### What the task requires
Omit every picture and output the rest of the records exactly as they are.

═══ Material for this task

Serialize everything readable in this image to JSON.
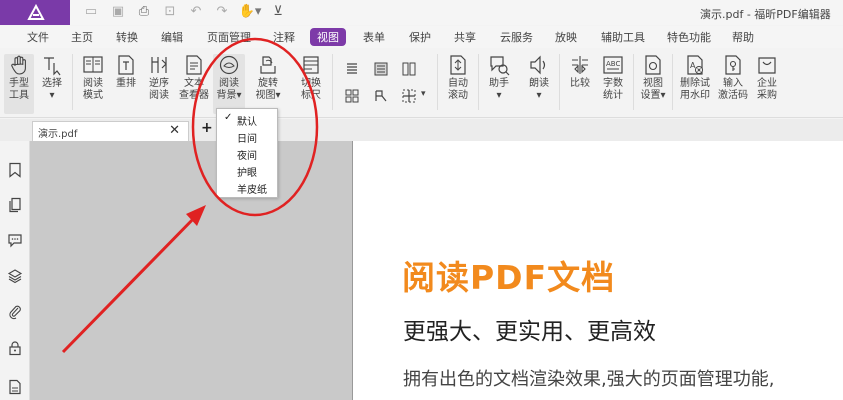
{
  "window": {
    "title": "演示.pdf - 福昕PDF编辑器"
  },
  "quick_access": [
    "folder-icon",
    "save-icon",
    "print-icon",
    "new-page-icon",
    "undo-icon",
    "redo-icon",
    "hand-dropdown-icon",
    "customize-icon"
  ],
  "menu": {
    "items": [
      "文件",
      "主页",
      "转换",
      "编辑",
      "页面管理",
      "注释",
      "视图",
      "表单",
      "保护",
      "共享",
      "云服务",
      "放映",
      "辅助工具",
      "特色功能",
      "帮助"
    ],
    "active": "视图"
  },
  "ribbon": {
    "buttons": [
      {
        "label": "手型\n工具",
        "icon": "hand-icon"
      },
      {
        "label": "选择\n▾",
        "icon": "select-cursor-icon"
      },
      {
        "label": "阅读\n模式",
        "icon": "read-mode-icon"
      },
      {
        "label": "重排",
        "icon": "reflow-icon"
      },
      {
        "label": "逆序\n阅读",
        "icon": "reverse-read-icon"
      },
      {
        "label": "文本\n查看器",
        "icon": "text-viewer-icon"
      },
      {
        "label": "阅读\n背景▾",
        "icon": "read-background-icon"
      },
      {
        "label": "旋转\n视图▾",
        "icon": "rotate-view-icon"
      },
      {
        "label": "切换\n标尺",
        "icon": "ruler-icon"
      },
      {
        "label": "自动\n滚动",
        "icon": "auto-scroll-icon"
      },
      {
        "label": "助手\n▾",
        "icon": "assistant-icon"
      },
      {
        "label": "朗读\n▾",
        "icon": "read-aloud-icon"
      },
      {
        "label": "比较",
        "icon": "compare-icon"
      },
      {
        "label": "字数\n统计",
        "icon": "word-count-icon"
      },
      {
        "label": "视图\n设置▾",
        "icon": "view-settings-icon"
      },
      {
        "label": "删除试\n用水印",
        "icon": "remove-watermark-icon"
      },
      {
        "label": "输入\n激活码",
        "icon": "activation-code-icon"
      },
      {
        "label": "企业\n采购",
        "icon": "enterprise-purchase-icon"
      }
    ],
    "small_icons": [
      "single-page-icon",
      "continuous-page-icon",
      "facing-page-icon",
      "cover-page-icon",
      "split-view-icon",
      "grid-layout-icon"
    ]
  },
  "tabs": {
    "document": "演示.pdf",
    "add": "+",
    "close": "✕"
  },
  "sidebar_icons": [
    "bookmark-icon",
    "pages-icon",
    "comments-icon",
    "layers-icon",
    "attachments-icon",
    "security-icon",
    "document-icon"
  ],
  "dropdown": {
    "items": [
      "默认",
      "日间",
      "夜间",
      "护眼",
      "羊皮纸"
    ],
    "checked_mark": "✓"
  },
  "page": {
    "title": "阅读PDF文档",
    "subtitle": "更强大、更实用、更高效",
    "body": "拥有出色的文档渲染效果,强大的页面管理功能,"
  },
  "colors": {
    "brand": "#7a3aa8",
    "active_tab": "#7d3aa8",
    "title_orange": "#f28a1d",
    "annotation_red": "#e02222",
    "page_gray": "#c9c9c9"
  }
}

══════

### Solution for this task
Serialize everything readable in this image to JSON.
{
  "window": {
    "title": "演示.pdf - 福昕PDF编辑器"
  },
  "quick_access": [
    "folder-icon",
    "save-icon",
    "print-icon",
    "new-page-icon",
    "undo-icon",
    "redo-icon",
    "hand-dropdown-icon",
    "customize-icon"
  ],
  "menu": {
    "items": [
      "文件",
      "主页",
      "转换",
      "编辑",
      "页面管理",
      "注释",
      "视图",
      "表单",
      "保护",
      "共享",
      "云服务",
      "放映",
      "辅助工具",
      "特色功能",
      "帮助"
    ],
    "active": "视图"
  },
  "ribbon": {
    "buttons": [
      {
        "label": "手型\n工具",
        "icon": "hand-icon"
      },
      {
        "label": "选择\n▾",
        "icon": "select-cursor-icon"
      },
      {
        "label": "阅读\n模式",
        "icon": "read-mode-icon"
      },
      {
        "label": "重排",
        "icon": "reflow-icon"
      },
      {
        "label": "逆序\n阅读",
        "icon": "reverse-read-icon"
      },
      {
        "label": "文本\n查看器",
        "icon": "text-viewer-icon"
      },
      {
        "label": "阅读\n背景▾",
        "icon": "read-background-icon"
      },
      {
        "label": "旋转\n视图▾",
        "icon": "rotate-view-icon"
      },
      {
        "label": "切换\n标尺",
        "icon": "ruler-icon"
      },
      {
        "label": "自动\n滚动",
        "icon": "auto-scroll-icon"
      },
      {
        "label": "助手\n▾",
        "icon": "assistant-icon"
      },
      {
        "label": "朗读\n▾",
        "icon": "read-aloud-icon"
      },
      {
        "label": "比较",
        "icon": "compare-icon"
      },
      {
        "label": "字数\n统计",
        "icon": "word-count-icon"
      },
      {
        "label": "视图\n设置▾",
        "icon": "view-settings-icon"
      },
      {
        "label": "删除试\n用水印",
        "icon": "remove-watermark-icon"
      },
      {
        "label": "输入\n激活码",
        "icon": "activation-code-icon"
      },
      {
        "label": "企业\n采购",
        "icon": "enterprise-purchase-icon"
      }
    ],
    "small_icons": [
      "single-page-icon",
      "continuous-page-icon",
      "facing-page-icon",
      "cover-page-icon",
      "split-view-icon",
      "grid-layout-icon"
    ]
  },
  "tabs": {
    "document": "演示.pdf",
    "add": "+",
    "close": "✕"
  },
  "sidebar_icons": [
    "bookmark-icon",
    "pages-icon",
    "comments-icon",
    "layers-icon",
    "attachments-icon",
    "security-icon",
    "document-icon"
  ],
  "dropdown": {
    "items": [
      "默认",
      "日间",
      "夜间",
      "护眼",
      "羊皮纸"
    ],
    "checked_mark": "✓"
  },
  "page": {
    "title": "阅读PDF文档",
    "subtitle": "更强大、更实用、更高效",
    "body": "拥有出色的文档渲染效果,强大的页面管理功能,"
  },
  "colors": {
    "brand": "#7a3aa8",
    "active_tab": "#7d3aa8",
    "title_orange": "#f28a1d",
    "annotation_red": "#e02222",
    "page_gray": "#c9c9c9"
  }
}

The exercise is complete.